Aim of the exercise: Show each line of the data below that has the string "Lösungsmethode" in it.

Data records:
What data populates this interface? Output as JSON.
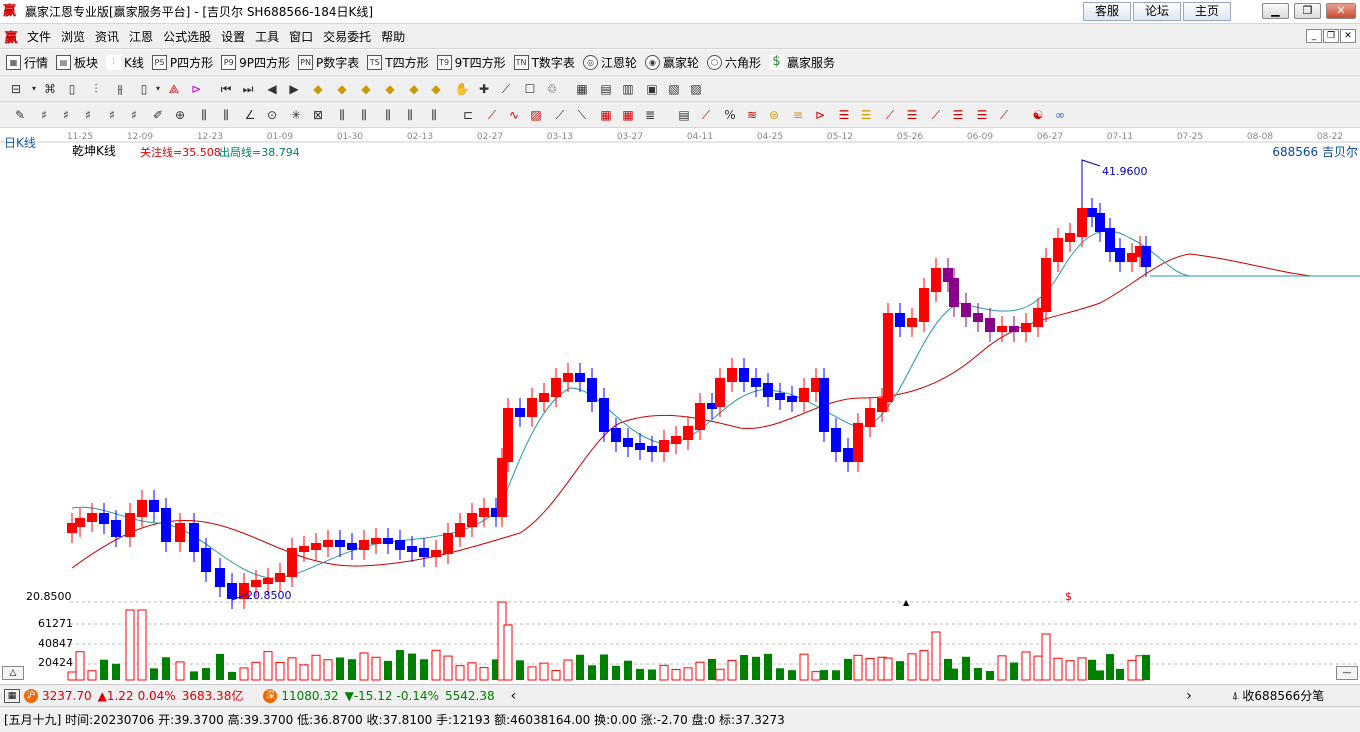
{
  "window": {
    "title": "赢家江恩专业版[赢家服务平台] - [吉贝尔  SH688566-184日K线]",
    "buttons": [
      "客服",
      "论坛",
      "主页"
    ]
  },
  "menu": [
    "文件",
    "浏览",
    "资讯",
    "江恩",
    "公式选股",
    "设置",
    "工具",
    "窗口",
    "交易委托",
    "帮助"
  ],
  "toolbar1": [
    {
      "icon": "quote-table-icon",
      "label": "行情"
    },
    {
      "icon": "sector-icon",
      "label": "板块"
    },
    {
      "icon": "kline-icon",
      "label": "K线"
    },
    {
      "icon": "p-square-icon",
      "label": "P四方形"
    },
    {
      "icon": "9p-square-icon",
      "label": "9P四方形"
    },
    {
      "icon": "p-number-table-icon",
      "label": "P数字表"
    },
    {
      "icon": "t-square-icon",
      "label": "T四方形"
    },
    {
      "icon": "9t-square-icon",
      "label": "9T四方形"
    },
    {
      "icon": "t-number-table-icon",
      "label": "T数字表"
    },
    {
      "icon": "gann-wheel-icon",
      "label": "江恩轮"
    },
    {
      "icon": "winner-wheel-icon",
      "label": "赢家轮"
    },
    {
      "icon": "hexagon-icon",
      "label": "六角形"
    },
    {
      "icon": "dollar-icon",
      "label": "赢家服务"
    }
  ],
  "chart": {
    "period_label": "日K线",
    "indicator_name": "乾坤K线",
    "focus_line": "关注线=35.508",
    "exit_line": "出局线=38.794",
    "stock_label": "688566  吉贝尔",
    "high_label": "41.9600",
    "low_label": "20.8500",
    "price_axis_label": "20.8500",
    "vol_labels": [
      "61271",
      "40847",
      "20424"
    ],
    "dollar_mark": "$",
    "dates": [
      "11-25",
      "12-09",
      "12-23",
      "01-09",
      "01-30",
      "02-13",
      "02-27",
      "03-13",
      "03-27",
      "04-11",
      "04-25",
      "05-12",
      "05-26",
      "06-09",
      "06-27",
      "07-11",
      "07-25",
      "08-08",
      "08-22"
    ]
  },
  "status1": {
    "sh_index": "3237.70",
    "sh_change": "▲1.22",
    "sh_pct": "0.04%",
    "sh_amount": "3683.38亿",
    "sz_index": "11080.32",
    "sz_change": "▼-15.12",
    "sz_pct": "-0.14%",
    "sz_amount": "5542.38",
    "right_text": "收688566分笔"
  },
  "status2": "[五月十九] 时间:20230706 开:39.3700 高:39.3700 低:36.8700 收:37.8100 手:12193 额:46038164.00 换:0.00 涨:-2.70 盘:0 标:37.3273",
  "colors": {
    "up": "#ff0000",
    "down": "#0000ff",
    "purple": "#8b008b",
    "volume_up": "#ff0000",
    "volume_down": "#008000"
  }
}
...
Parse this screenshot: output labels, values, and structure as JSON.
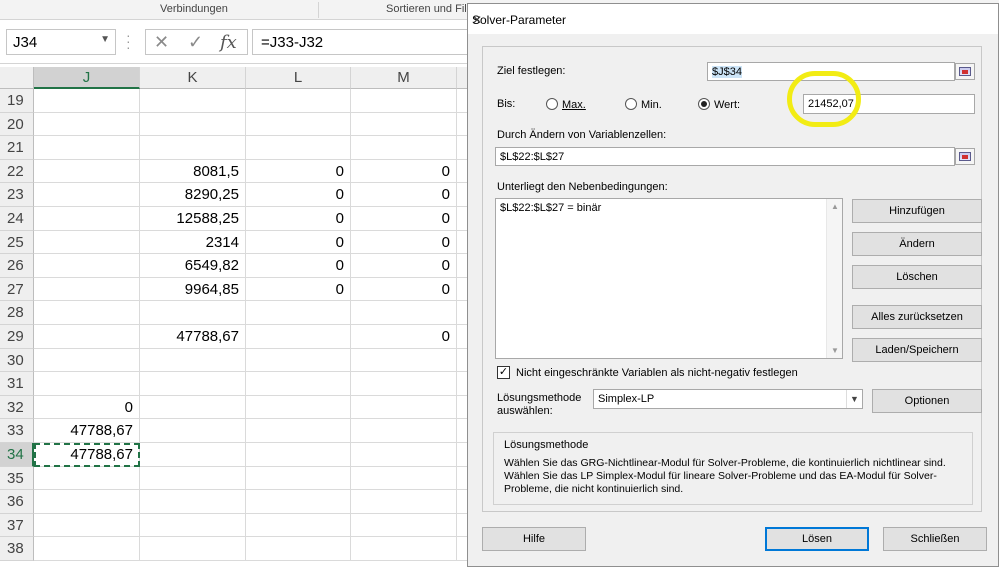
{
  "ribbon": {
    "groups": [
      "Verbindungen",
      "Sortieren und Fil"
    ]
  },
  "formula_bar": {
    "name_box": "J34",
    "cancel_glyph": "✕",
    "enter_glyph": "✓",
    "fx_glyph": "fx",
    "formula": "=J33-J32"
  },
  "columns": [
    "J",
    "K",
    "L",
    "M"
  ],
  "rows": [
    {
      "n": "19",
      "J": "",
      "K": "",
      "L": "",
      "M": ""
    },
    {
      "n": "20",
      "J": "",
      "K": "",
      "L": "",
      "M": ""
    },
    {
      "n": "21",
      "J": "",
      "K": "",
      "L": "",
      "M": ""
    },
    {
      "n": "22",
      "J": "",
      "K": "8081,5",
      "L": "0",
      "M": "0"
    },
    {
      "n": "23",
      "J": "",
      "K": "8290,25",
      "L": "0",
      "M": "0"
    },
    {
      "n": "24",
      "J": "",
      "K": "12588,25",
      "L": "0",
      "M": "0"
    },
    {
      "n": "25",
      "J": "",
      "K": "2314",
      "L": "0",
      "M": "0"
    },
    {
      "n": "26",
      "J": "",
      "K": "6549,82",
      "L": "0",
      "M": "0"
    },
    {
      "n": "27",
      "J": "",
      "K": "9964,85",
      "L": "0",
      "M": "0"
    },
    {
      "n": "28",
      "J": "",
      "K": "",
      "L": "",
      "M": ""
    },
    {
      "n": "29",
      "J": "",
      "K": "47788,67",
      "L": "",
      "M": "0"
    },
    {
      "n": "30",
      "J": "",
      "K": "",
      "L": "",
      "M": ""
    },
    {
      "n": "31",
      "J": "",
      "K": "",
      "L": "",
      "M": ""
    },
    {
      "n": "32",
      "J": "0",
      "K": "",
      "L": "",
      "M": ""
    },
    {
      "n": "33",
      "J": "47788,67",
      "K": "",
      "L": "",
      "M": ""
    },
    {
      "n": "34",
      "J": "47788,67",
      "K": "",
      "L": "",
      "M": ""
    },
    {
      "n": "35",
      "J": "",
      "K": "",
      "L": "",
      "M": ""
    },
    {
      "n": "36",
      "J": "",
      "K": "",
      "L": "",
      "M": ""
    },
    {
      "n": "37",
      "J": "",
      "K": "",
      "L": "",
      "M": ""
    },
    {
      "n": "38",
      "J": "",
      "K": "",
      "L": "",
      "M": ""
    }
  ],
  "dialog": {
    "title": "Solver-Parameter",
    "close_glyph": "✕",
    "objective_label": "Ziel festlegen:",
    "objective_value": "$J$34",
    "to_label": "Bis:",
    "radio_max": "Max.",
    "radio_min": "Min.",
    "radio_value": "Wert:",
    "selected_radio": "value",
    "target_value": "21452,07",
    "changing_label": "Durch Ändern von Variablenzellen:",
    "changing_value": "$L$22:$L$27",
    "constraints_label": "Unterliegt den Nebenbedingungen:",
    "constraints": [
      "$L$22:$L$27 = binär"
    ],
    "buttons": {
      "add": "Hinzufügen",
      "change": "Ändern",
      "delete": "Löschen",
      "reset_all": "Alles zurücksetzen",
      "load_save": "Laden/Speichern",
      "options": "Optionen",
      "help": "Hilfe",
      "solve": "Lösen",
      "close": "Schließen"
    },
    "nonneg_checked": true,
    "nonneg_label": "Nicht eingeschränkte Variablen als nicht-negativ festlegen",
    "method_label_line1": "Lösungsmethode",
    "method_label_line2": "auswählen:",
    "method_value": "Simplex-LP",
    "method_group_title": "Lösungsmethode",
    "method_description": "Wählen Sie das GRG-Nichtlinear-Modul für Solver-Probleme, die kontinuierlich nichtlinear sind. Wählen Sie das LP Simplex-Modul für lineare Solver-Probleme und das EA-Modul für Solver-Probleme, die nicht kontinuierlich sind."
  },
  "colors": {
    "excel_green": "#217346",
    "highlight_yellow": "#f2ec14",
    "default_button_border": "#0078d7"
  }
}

Task answer:
    "method_label_line1": "Lösungsmethode",
    "method_group_title": "Lösungsmethode",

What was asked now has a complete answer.